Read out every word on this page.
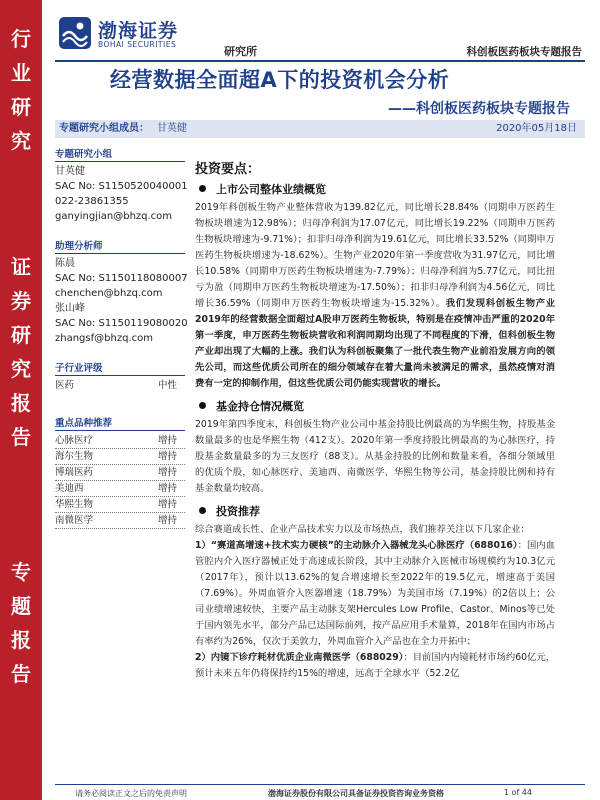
行
业
研
究
证
券
研
究
报
告
专
题
报
告
渤海证券
BOHAI SECURITIES
研究所	科创板医药板块专题报告
经营数据全面超A下的投资机会分析
——科创板医药板块专题报告
专题研究小组成员： 甘英健	2020年05月18日
专题研究小组
甘英健
SAC No: S1150520040001
022-23861355
ganyingjian@bhzq.com
助理分析师
陈晨
SAC No: S1150118080007
chenchen@bhzq.com
张山峰
SAC No: S1150119080020
zhangsf@bhzq.com
子行业评级
医药	中性
重点品种推荐
心脉医疗	增持
海尔生物	增持
博瑞医药	增持
美迪西	增持
华熙生物	增持
南微医学	增持
投资要点：
上市公司整体业绩概览

2019年科创板生物产业整体营收为139.82亿元，同比增长28.84%（同期申万医药生物板块增速为12.98%）；归母净利润为17.07亿元，同比增长19.22%（同期申万医药生物板块增速为-9.71%）；扣非归母净利润为19.61亿元，同比增长33.52%（同期申万医药生物板块增速为-18.62%）。生物产业2020年第一季度营收为31.97亿元，同比增长10.58%（同期申万医药生物板块增速为-7.79%）；归母净利润为5.77亿元，同比扭亏为盈（同期申万医药生物板块增速为-17.50%）；扣非归母净利润为4.56亿元，同比增长36.59%（同期申万医药生物板块增速为-15.32%）。我们发现科创板生物产业2019年的经营数据全面超过A股申万医药生物板块，特别是在疫情冲击严重的2020年第一季度，申万医药生物板块营收和利润同期均出现了不同程度的下滑，但科创板生物产业却出现了大幅的上涨。我们认为科创板聚集了一批代表生物产业前沿发展方向的领先公司，而这些优质公司所在的细分领域存在着大量尚未被满足的需求，虽然疫情对消费有一定的抑制作用，但这些优质公司仍能实现营收的增长。

基金持仓情况概览

2019年第四季度末，科创板生物产业公司中基金持股比例最高的为华熙生物，持股基金数量最多的也是华熙生物（412支）。2020年第一季度持股比例最高的为心脉医疗，持股基金数量最多的为三友医疗（88支）。从基金持股的比例和数量来看，各细分领域里的优质个股，如心脉医疗、美迪西、南微医学、华熙生物等公司，基金持股比例和持有基金数量均较高。

投资推荐

综合赛道成长性、企业产品技术实力以及市场热点，我们推荐关注以下几家企业：

1）“赛道高增速+技术实力硬核”的主动脉介入器械龙头心脉医疗（688016）：国内血管腔内介入医疗器械正处于高速成长阶段，其中主动脉介入医械市场规模约为10.3亿元（2017年），预计以13.62%的复合增速增长至2022年的19.5亿元，增速高于美国（7.69%）。外周血管介入医器增速（18.79%）为美国市场（7.19%）的2倍以上；公司业绩增速较快，主要产品主动脉支架Hercules Low Profile、Castor、Minos等已处于国内领先水平，部分产品已达国际前列，按产品应用手术量算，2018年在国内市场占有率约为26%，仅次于美敦力，外周血管介入产品也在全力开拓中；

2）内镜下诊疗耗材优质企业南微医学（688029）：目前国内内镜耗材市场约60亿元，预计未来五年仍将保持约15%的增速，远高于全球水平（52.2亿

请务必阅读正文之后的免责声明	渤海证券股份有限公司具备证券投资咨询业务资格	1 of 44
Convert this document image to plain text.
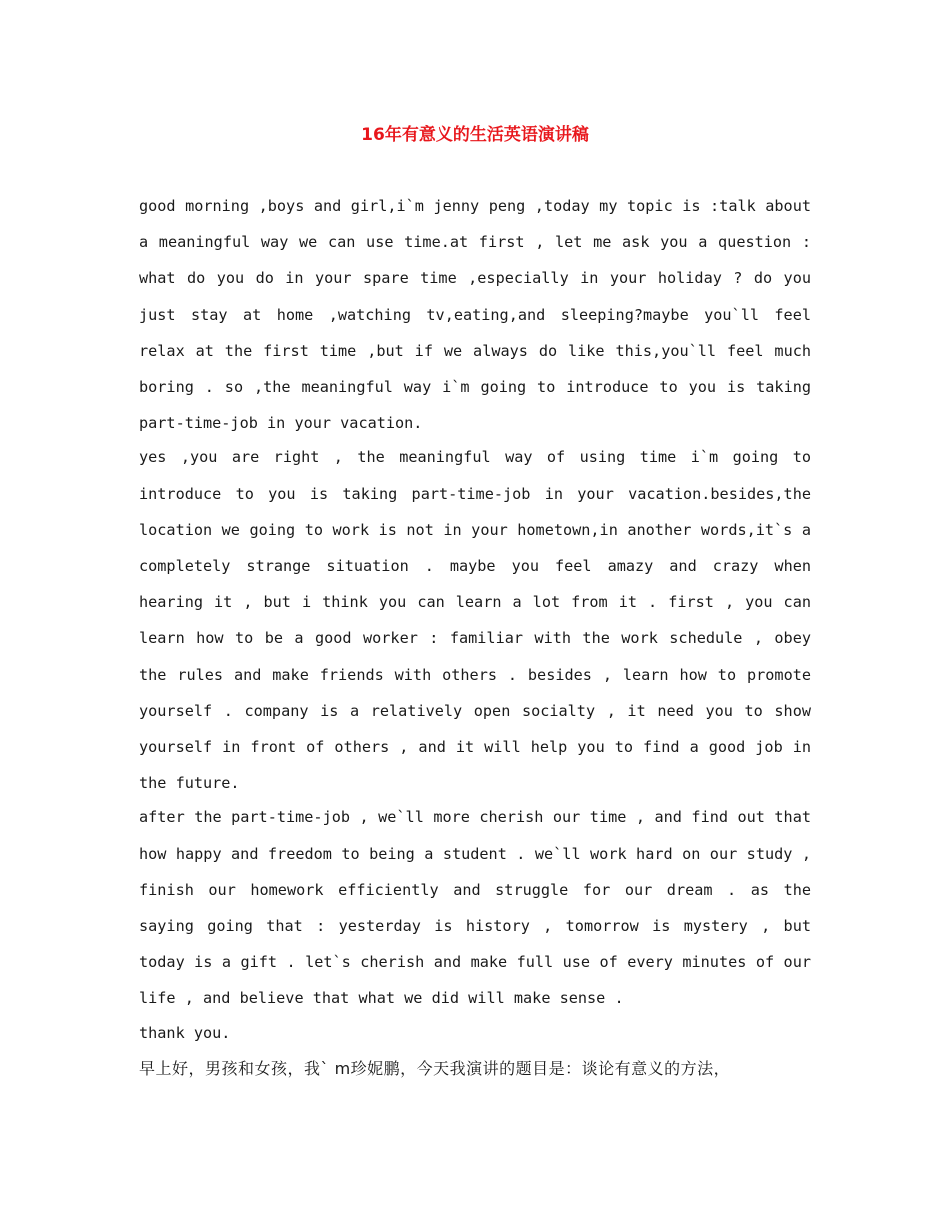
16年有意义的生活英语演讲稿

good morning ,boys and girl,i`m jenny peng ,today my topic is :talk about a meaningful way we can use time.at first , let me ask you a question : what do you do in your spare time ,especially in your holiday ? do you just stay at home ,watching tv,eating,and sleeping?maybe you`ll feel relax at the first time ,but if we always do like this,you`ll feel much boring . so ,the meaningful way i`m going to introduce to you is taking part-time-job in your vacation.

yes ,you are right , the meaningful way of using time i`m going to introduce to you is taking part-time-job in your vacation.besides,the location we going to work is not in your hometown,in another words,it`s a completely strange situation . maybe you feel amazy and crazy when hearing it , but i think you can learn a lot from it . first , you can learn how to be a good worker : familiar with the work schedule , obey the rules and make friends with others . besides , learn how to promote yourself . company is a relatively open socialty , it need you to show yourself in front of others , and it will help you to find a good job in the future.

after the part-time-job , we`ll more cherish our time , and find out that how happy and freedom to being a student . we`ll work hard on our study , finish our homework efficiently and struggle for our dream . as the saying going that : yesterday is history , tomorrow is mystery , but today is a gift . let`s cherish and make full use of every minutes of our life , and believe that what we did will make sense .

thank you.

早上好，男孩和女孩，我` m珍妮鹏，今天我演讲的题目是：谈论有意义的方法，
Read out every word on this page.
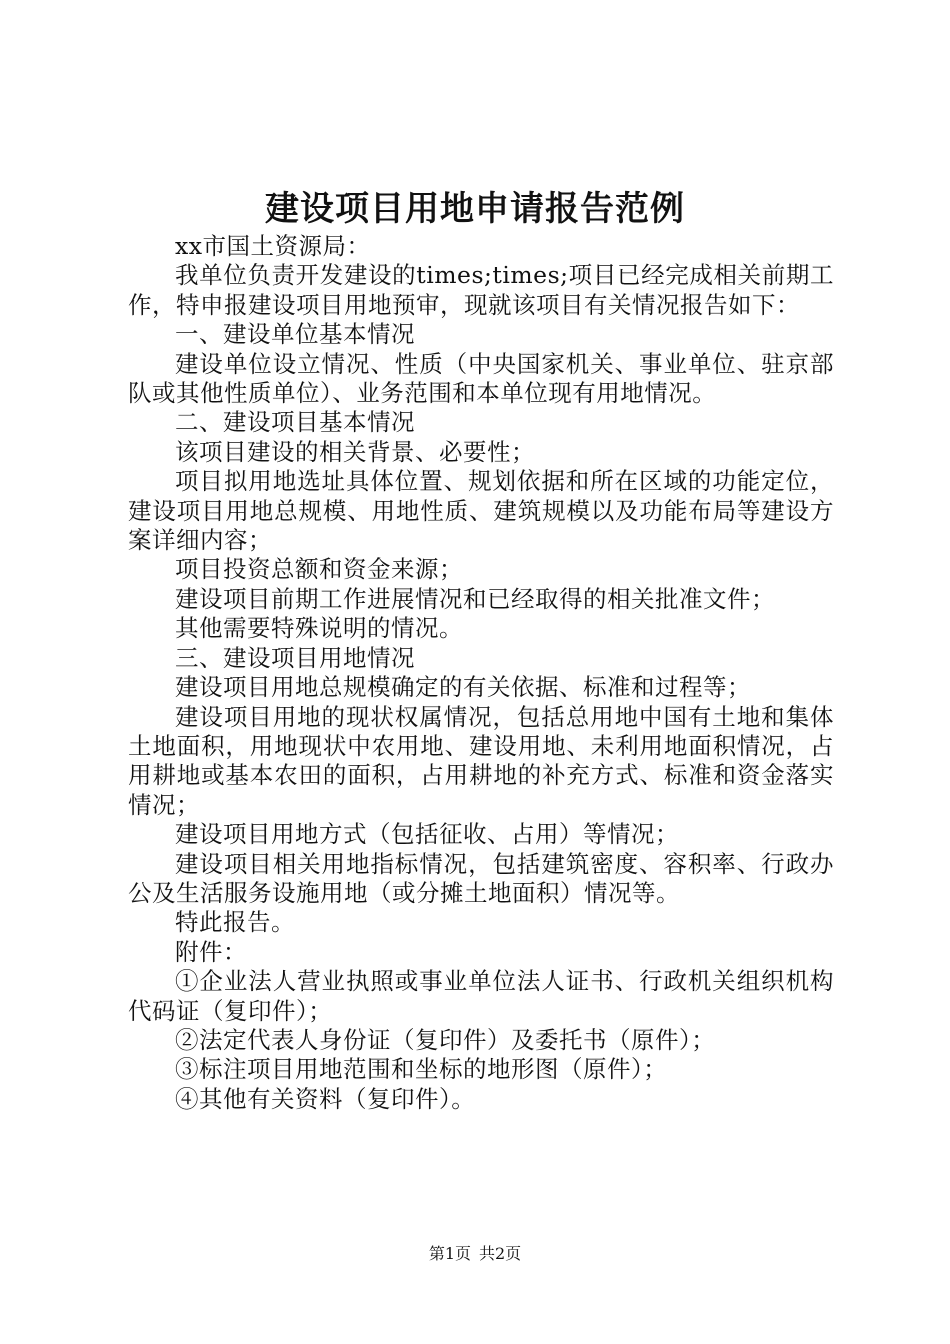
建设项目用地申请报告范例

xx市国土资源局：

我单位负责开发建设的times;times;项目已经完成相关前期工作，特申报建设项目用地预审，现就该项目有关情况报告如下：

一、建设单位基本情况

建设单位设立情况、性质（中央国家机关、事业单位、驻京部队或其他性质单位）、业务范围和本单位现有用地情况。

二、建设项目基本情况

该项目建设的相关背景、必要性；

项目拟用地选址具体位置、规划依据和所在区域的功能定位，建设项目用地总规模、用地性质、建筑规模以及功能布局等建设方案详细内容；

项目投资总额和资金来源；

建设项目前期工作进展情况和已经取得的相关批准文件；

其他需要特殊说明的情况。

三、建设项目用地情况

建设项目用地总规模确定的有关依据、标准和过程等；

建设项目用地的现状权属情况，包括总用地中国有土地和集体土地面积，用地现状中农用地、建设用地、未利用地面积情况，占用耕地或基本农田的面积，占用耕地的补充方式、标准和资金落实情况；

建设项目用地方式（包括征收、占用）等情况；

建设项目相关用地指标情况，包括建筑密度、容积率、行政办公及生活服务设施用地（或分摊土地面积）情况等。

特此报告。

附件：

①企业法人营业执照或事业单位法人证书、行政机关组织机构代码证（复印件）；

②法定代表人身份证（复印件）及委托书（原件）；

③标注项目用地范围和坐标的地形图（原件）；

④其他有关资料（复印件）。

第1页 共2页
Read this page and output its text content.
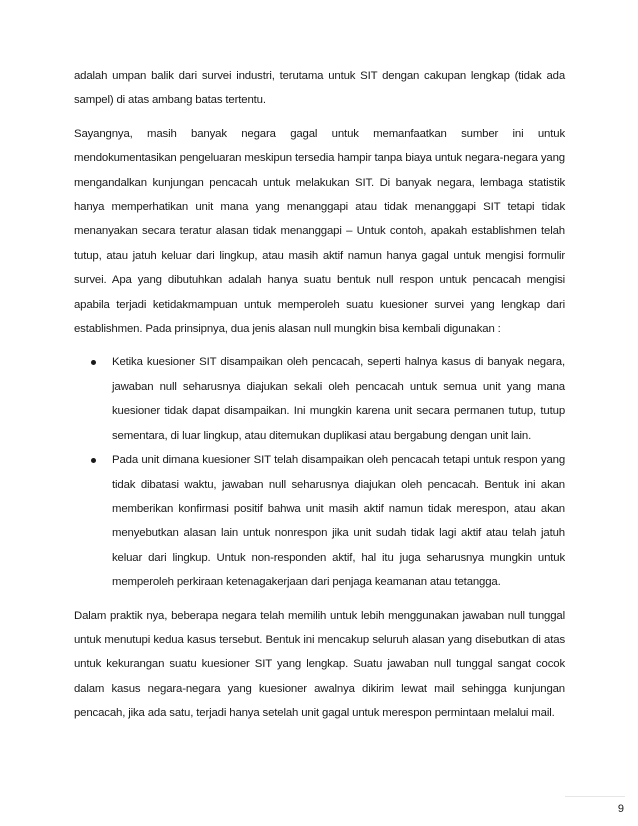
adalah umpan balik dari survei industri, terutama untuk SIT dengan cakupan lengkap (tidak ada sampel) di atas ambang batas tertentu.

Sayangnya, masih banyak negara gagal untuk memanfaatkan sumber ini untuk mendokumentasikan pengeluaran meskipun tersedia hampir tanpa biaya untuk negara-negara yang mengandalkan kunjungan pencacah untuk melakukan SIT. Di banyak negara, lembaga statistik hanya memperhatikan unit mana yang menanggapi atau tidak menanggapi SIT tetapi tidak menanyakan secara teratur alasan tidak menanggapi – Untuk contoh, apakah establishmen telah tutup, atau jatuh keluar dari lingkup, atau masih aktif namun hanya gagal untuk mengisi formulir survei. Apa yang dibutuhkan adalah hanya suatu bentuk null respon untuk pencacah mengisi apabila terjadi ketidakmampuan untuk memperoleh suatu kuesioner survei yang lengkap dari establishmen. Pada prinsipnya, dua jenis alasan null mungkin bisa kembali digunakan :

Ketika kuesioner SIT disampaikan oleh pencacah, seperti halnya kasus di banyak negara, jawaban null seharusnya diajukan sekali oleh pencacah untuk semua unit yang mana kuesioner tidak dapat disampaikan. Ini mungkin karena unit secara permanen tutup, tutup sementara, di luar lingkup, atau ditemukan duplikasi atau bergabung dengan unit lain.
Pada unit dimana kuesioner SIT telah disampaikan oleh pencacah tetapi untuk respon yang tidak dibatasi waktu, jawaban null seharusnya diajukan oleh pencacah. Bentuk ini akan memberikan konfirmasi positif bahwa unit masih aktif namun tidak merespon, atau akan menyebutkan alasan lain untuk nonrespon jika unit sudah tidak lagi aktif atau telah jatuh keluar dari lingkup. Untuk non-responden aktif, hal itu juga seharusnya mungkin untuk memperoleh perkiraan ketenagakerjaan dari penjaga keamanan atau tetangga.

Dalam praktik nya, beberapa negara telah memilih untuk lebih menggunakan jawaban null tunggal untuk menutupi kedua kasus tersebut. Bentuk ini mencakup seluruh alasan yang disebutkan di atas untuk kekurangan suatu kuesioner SIT yang lengkap. Suatu jawaban null tunggal sangat cocok dalam kasus negara-negara yang kuesioner awalnya dikirim lewat mail sehingga kunjungan pencacah, jika ada satu, terjadi hanya setelah unit gagal untuk merespon permintaan melalui mail.

9
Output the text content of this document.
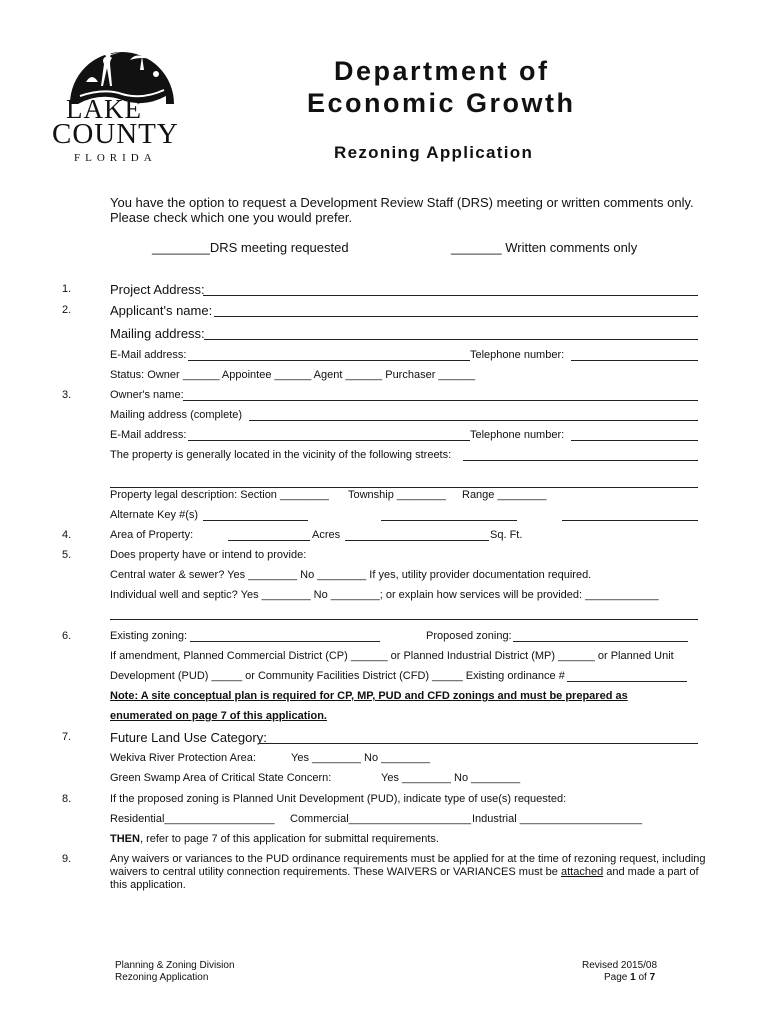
LAKE
COUNTY
FLORIDA
Department of
Economic Growth
Rezoning Application
You have the option to request a Development Review Staff (DRS) meeting or written comments only.
Please check which one you would prefer.
________DRS meeting requested	_______ Written comments only
1.	Project Address:
2.	Applicant's name:
Mailing address:
E-Mail address:	Telephone number:
Status: Owner ______ Appointee ______ Agent ______ Purchaser ______
3.	Owner's name:
Mailing address (complete)
E-Mail address:	Telephone number:
The property is generally located in the vicinity of the following streets:
Property legal description: Section ________ Township ________ Range ________
Alternate Key #(s)
4.	Area of Property:	Acres	Sq. Ft.
5.	Does property have or intend to provide:
Central water & sewer? Yes ________ No ________ If yes, utility provider documentation required.
Individual well and septic? Yes ________ No ________; or explain how services will be provided: ____________
6.	Existing zoning:	Proposed zoning:
If amendment, Planned Commercial District (CP) ______ or Planned Industrial District (MP) ______ or Planned Unit
Development (PUD) _____ or Community Facilities District (CFD) _____ Existing ordinance #
Note: A site conceptual plan is required for CP, MP, PUD and CFD zonings and must be prepared as
enumerated on page 7 of this application.
7.	Future Land Use Category:
Wekiva River Protection Area:	Yes ________ No ________
Green Swamp Area of Critical State Concern:	Yes ________ No ________
8.	If the proposed zoning is Planned Unit Development (PUD), indicate type of use(s) requested:
Residential__________________ Commercial____________________ Industrial ____________________
THEN, refer to page 7 of this application for submittal requirements.
9.	Any waivers or variances to the PUD ordinance requirements must be applied for at the time of rezoning request, including
waivers to central utility connection requirements. These WAIVERS or VARIANCES must be attached and made a part of
this application.
Planning & Zoning Division
Rezoning Application
Revised 2015/08
Page 1 of 7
--------
▸ **What the task asks**
In the entries above, identify every line with the string "Mailing".

▸ **Answer for the task**
Mailing address:
Mailing address (complete)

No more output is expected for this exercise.